Task goal: Print each line exactly as it is given.

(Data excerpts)
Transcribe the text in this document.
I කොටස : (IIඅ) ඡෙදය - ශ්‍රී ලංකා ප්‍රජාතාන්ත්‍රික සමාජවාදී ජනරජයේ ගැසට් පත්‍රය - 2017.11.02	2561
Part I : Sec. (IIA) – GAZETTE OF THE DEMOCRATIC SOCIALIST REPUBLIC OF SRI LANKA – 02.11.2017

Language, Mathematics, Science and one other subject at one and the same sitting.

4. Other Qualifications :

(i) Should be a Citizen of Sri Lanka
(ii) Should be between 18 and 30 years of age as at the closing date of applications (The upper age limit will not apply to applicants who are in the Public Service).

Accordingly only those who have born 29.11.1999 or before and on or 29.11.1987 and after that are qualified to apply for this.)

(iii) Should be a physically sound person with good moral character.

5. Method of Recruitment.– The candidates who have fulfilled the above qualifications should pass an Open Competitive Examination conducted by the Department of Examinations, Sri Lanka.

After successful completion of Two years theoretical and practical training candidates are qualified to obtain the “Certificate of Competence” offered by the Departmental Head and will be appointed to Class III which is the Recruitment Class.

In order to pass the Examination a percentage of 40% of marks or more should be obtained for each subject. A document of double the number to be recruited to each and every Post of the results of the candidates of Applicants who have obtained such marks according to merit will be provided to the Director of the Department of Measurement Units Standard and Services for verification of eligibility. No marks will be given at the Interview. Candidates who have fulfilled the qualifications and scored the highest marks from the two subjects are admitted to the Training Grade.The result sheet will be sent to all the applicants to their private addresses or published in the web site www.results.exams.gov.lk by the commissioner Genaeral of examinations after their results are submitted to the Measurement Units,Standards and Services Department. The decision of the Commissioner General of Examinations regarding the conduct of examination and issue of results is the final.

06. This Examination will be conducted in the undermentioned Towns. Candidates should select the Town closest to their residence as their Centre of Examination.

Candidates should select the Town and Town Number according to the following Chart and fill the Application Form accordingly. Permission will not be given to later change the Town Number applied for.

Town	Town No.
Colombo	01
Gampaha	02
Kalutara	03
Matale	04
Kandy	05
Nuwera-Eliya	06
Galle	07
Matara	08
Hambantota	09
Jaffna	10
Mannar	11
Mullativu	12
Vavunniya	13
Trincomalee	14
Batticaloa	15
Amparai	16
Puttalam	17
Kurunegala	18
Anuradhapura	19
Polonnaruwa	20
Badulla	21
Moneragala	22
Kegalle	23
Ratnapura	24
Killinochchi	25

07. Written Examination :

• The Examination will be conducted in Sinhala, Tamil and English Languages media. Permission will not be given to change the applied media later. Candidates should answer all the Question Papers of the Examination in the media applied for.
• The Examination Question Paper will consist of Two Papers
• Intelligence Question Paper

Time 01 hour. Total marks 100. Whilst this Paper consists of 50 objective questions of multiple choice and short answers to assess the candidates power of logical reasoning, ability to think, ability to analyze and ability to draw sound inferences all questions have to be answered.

Response to this exercise:
Transcribe the text in this document.
I කොටස : (IIඅ) ඡෙදය - ශ්‍රී ලංකා ප්‍රජාතාන්ත්‍රික සමාජවාදී ජනරජයේ ගැසට් පත්‍රය - 2017.11.02	2561
Part I : Sec. (IIA) – GAZETTE OF THE DEMOCRATIC SOCIALIST REPUBLIC OF SRI LANKA – 02.11.2017

Language, Mathematics, Science and one other subject at one and the same sitting.

4. Other Qualifications :

(i) Should be a Citizen of Sri Lanka
(ii) Should be between 18 and 30 years of age as at the closing date of applications (The upper age limit will not apply to applicants who are in the Public Service).

Accordingly only those who have born 29.11.1999 or before and on or 29.11.1987 and after that are qualified to apply for this.)

(iii) Should be a physically sound person with good moral character.

5. Method of Recruitment.– The candidates who have fulfilled the above qualifications should pass an Open Competitive Examination conducted by the Department of Examinations, Sri Lanka.

After successful completion of Two years theoretical and practical training candidates are qualified to obtain the “Certificate of Competence” offered by the Departmental Head and will be appointed to Class III which is the Recruitment Class.

In order to pass the Examination a percentage of 40% of marks or more should be obtained for each subject. A document of double the number to be recruited to each and every Post of the results of the candidates of Applicants who have obtained such marks according to merit will be provided to the Director of the Department of Measurement Units Standard and Services for verification of eligibility. No marks will be given at the Interview. Candidates who have fulfilled the qualifications and scored the highest marks from the two subjects are admitted to the Training Grade.The result sheet will be sent to all the applicants to their private addresses or published in the web site www.results.exams.gov.lk by the commissioner Genaeral of examinations after their results are submitted to the Measurement Units,Standards and Services Department. The decision of the Commissioner General of Examinations regarding the conduct of examination and issue of results is the final.

06. This Examination will be conducted in the undermentioned Towns. Candidates should select the Town closest to their residence as their Centre of Examination.

Candidates should select the Town and Town Number according to the following Chart and fill the Application Form accordingly. Permission will not be given to later change the Town Number applied for.

Town	Town No.
Colombo	01
Gampaha	02
Kalutara	03
Matale	04
Kandy	05
Nuwera-Eliya	06
Galle	07
Matara	08
Hambantota	09
Jaffna	10
Mannar	11
Mullativu	12
Vavunniya	13
Trincomalee	14
Batticaloa	15
Amparai	16
Puttalam	17
Kurunegala	18
Anuradhapura	19
Polonnaruwa	20
Badulla	21
Moneragala	22
Kegalle	23
Ratnapura	24
Killinochchi	25

07. Written Examination :

• The Examination will be conducted in Sinhala, Tamil and English Languages media. Permission will not be given to change the applied media later. Candidates should answer all the Question Papers of the Examination in the media applied for.
• The Examination Question Paper will consist of Two Papers
• Intelligence Question Paper

Time 01 hour. Total marks 100. Whilst this Paper consists of 50 objective questions of multiple choice and short answers to assess the candidates power of logical reasoning, ability to think, ability to analyze and ability to draw sound inferences all questions have to be answered.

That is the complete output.